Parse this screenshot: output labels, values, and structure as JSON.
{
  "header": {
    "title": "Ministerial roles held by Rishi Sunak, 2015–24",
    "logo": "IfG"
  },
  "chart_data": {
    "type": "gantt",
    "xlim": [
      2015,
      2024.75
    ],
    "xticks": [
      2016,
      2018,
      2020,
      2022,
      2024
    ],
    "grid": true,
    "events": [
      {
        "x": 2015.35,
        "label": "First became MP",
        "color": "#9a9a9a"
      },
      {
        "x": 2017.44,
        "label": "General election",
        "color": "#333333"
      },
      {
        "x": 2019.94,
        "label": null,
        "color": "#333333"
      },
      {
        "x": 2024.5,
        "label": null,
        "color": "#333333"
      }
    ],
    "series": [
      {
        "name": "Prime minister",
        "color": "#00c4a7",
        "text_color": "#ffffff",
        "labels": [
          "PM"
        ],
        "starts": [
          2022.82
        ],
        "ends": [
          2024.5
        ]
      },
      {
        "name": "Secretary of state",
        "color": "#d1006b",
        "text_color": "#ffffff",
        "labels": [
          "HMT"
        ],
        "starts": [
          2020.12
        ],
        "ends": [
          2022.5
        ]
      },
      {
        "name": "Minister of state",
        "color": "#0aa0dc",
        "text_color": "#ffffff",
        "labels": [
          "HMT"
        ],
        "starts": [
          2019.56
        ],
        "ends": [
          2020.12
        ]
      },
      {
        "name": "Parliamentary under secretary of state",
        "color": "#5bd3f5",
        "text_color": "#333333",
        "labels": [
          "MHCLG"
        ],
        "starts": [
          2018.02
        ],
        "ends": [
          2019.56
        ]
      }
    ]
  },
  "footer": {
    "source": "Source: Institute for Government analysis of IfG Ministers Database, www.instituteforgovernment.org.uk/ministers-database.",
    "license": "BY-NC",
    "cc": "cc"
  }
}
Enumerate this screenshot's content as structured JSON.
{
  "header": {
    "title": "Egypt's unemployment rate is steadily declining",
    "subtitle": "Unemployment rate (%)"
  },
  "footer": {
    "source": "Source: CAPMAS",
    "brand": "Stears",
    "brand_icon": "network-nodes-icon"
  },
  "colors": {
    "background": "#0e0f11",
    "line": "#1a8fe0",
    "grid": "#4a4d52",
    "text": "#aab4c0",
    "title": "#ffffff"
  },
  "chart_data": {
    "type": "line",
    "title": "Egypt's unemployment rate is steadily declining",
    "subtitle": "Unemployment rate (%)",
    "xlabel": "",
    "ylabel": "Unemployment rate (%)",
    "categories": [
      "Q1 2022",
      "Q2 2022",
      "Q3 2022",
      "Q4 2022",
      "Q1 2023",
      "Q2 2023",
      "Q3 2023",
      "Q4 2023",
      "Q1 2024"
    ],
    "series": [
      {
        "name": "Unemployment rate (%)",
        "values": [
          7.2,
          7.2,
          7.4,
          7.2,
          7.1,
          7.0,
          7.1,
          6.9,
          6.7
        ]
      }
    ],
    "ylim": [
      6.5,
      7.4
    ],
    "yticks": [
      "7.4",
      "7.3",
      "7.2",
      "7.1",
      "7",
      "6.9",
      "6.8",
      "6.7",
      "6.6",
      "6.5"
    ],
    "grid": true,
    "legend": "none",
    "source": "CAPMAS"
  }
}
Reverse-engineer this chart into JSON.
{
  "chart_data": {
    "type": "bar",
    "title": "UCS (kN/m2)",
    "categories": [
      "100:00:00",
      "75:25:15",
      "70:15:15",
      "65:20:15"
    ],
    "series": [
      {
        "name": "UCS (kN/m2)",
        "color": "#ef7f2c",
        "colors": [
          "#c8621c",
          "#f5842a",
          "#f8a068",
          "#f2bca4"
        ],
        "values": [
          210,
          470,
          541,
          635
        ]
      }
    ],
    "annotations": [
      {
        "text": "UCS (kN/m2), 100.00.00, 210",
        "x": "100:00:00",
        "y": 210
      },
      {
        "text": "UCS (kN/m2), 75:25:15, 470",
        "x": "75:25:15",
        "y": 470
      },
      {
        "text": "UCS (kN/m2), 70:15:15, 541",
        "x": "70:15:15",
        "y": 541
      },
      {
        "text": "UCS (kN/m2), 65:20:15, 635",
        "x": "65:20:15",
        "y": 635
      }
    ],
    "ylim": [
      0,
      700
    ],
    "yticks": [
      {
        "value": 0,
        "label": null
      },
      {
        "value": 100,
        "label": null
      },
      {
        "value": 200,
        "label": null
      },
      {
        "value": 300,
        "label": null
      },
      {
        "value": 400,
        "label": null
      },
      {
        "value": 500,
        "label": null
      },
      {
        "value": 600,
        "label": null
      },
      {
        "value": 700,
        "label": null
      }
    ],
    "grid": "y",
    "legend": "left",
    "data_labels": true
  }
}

WHAT YOU ARE ASKED TO DO
Retype the entries exactly, including every line.

OUTPUT FOR THIS EXERCISE
Parse this screenshot: output labels, values, and structure as JSON.
{
  "header": {
    "title": "Ministerial roles held by Rishi Sunak, 2015–24",
    "logo": "IfG"
  },
  "chart_data": {
    "type": "gantt",
    "xlim": [
      2015,
      2024.75
    ],
    "xticks": [
      2016,
      2018,
      2020,
      2022,
      2024
    ],
    "grid": true,
    "events": [
      {
        "x": 2015.35,
        "label": "First became MP",
        "color": "#9a9a9a"
      },
      {
        "x": 2017.44,
        "label": "General election",
        "color": "#333333"
      },
      {
        "x": 2019.94,
        "label": null,
        "color": "#333333"
      },
      {
        "x": 2024.5,
        "label": null,
        "color": "#333333"
      }
    ],
    "series": [
      {
        "name": "Prime minister",
        "color": "#00c4a7",
        "text_color": "#ffffff",
        "labels": [
          "PM"
        ],
        "starts": [
          2022.82
        ],
        "ends": [
          2024.5
        ]
      },
      {
        "name": "Secretary of state",
        "color": "#d1006b",
        "text_color": "#ffffff",
        "labels": [
          "HMT"
        ],
        "starts": [
          2020.12
        ],
        "ends": [
          2022.5
        ]
      },
      {
        "name": "Minister of state",
        "color": "#0aa0dc",
        "text_color": "#ffffff",
        "labels": [
          "HMT"
        ],
        "starts": [
          2019.56
        ],
        "ends": [
          2020.12
        ]
      },
      {
        "name": "Parliamentary under secretary of state",
        "color": "#5bd3f5",
        "text_color": "#333333",
        "labels": [
          "MHCLG"
        ],
        "starts": [
          2018.02
        ],
        "ends": [
          2019.56
        ]
      }
    ]
  },
  "footer": {
    "source": "Source: Institute for Government analysis of IfG Ministers Database, www.instituteforgovernment.org.uk/ministers-database.",
    "license": "BY-NC",
    "cc": "cc"
  }
}
Enumerate this screenshot's content as structured JSON.
{
  "header": {
    "title": "Egypt's unemployment rate is steadily declining",
    "subtitle": "Unemployment rate (%)"
  },
  "footer": {
    "source": "Source: CAPMAS",
    "brand": "Stears",
    "brand_icon": "network-nodes-icon"
  },
  "colors": {
    "background": "#0e0f11",
    "line": "#1a8fe0",
    "grid": "#4a4d52",
    "text": "#aab4c0",
    "title": "#ffffff"
  },
  "chart_data": {
    "type": "line",
    "title": "Egypt's unemployment rate is steadily declining",
    "subtitle": "Unemployment rate (%)",
    "xlabel": "",
    "ylabel": "Unemployment rate (%)",
    "categories": [
      "Q1 2022",
      "Q2 2022",
      "Q3 2022",
      "Q4 2022",
      "Q1 2023",
      "Q2 2023",
      "Q3 2023",
      "Q4 2023",
      "Q1 2024"
    ],
    "series": [
      {
        "name": "Unemployment rate (%)",
        "values": [
          7.2,
          7.2,
          7.4,
          7.2,
          7.1,
          7.0,
          7.1,
          6.9,
          6.7
        ]
      }
    ],
    "ylim": [
      6.5,
      7.4
    ],
    "yticks": [
      "7.4",
      "7.3",
      "7.2",
      "7.1",
      "7",
      "6.9",
      "6.8",
      "6.7",
      "6.6",
      "6.5"
    ],
    "grid": true,
    "legend": "none",
    "source": "CAPMAS"
  }
}
Reverse-engineer this chart into JSON.
{
  "chart_data": {
    "type": "bar",
    "title": "UCS (kN/m2)",
    "categories": [
      "100:00:00",
      "75:25:15",
      "70:15:15",
      "65:20:15"
    ],
    "series": [
      {
        "name": "UCS (kN/m2)",
        "color": "#ef7f2c",
        "colors": [
          "#c8621c",
          "#f5842a",
          "#f8a068",
          "#f2bca4"
        ],
        "values": [
          210,
          470,
          541,
          635
        ]
      }
    ],
    "annotations": [
      {
        "text": "UCS (kN/m2), 100.00.00, 210",
        "x": "100:00:00",
        "y": 210
      },
      {
        "text": "UCS (kN/m2), 75:25:15, 470",
        "x": "75:25:15",
        "y": 470
      },
      {
        "text": "UCS (kN/m2), 70:15:15, 541",
        "x": "70:15:15",
        "y": 541
      },
      {
        "text": "UCS (kN/m2), 65:20:15, 635",
        "x": "65:20:15",
        "y": 635
      }
    ],
    "ylim": [
      0,
      700
    ],
    "yticks": [
      {
        "value": 0,
        "label": null
      },
      {
        "value": 100,
        "label": null
      },
      {
        "value": 200,
        "label": null
      },
      {
        "value": 300,
        "label": null
      },
      {
        "value": 400,
        "label": null
      },
      {
        "value": 500,
        "label": null
      },
      {
        "value": 600,
        "label": null
      },
      {
        "value": 700,
        "label": null
      }
    ],
    "grid": "y",
    "legend": "left",
    "data_labels": true
  }
}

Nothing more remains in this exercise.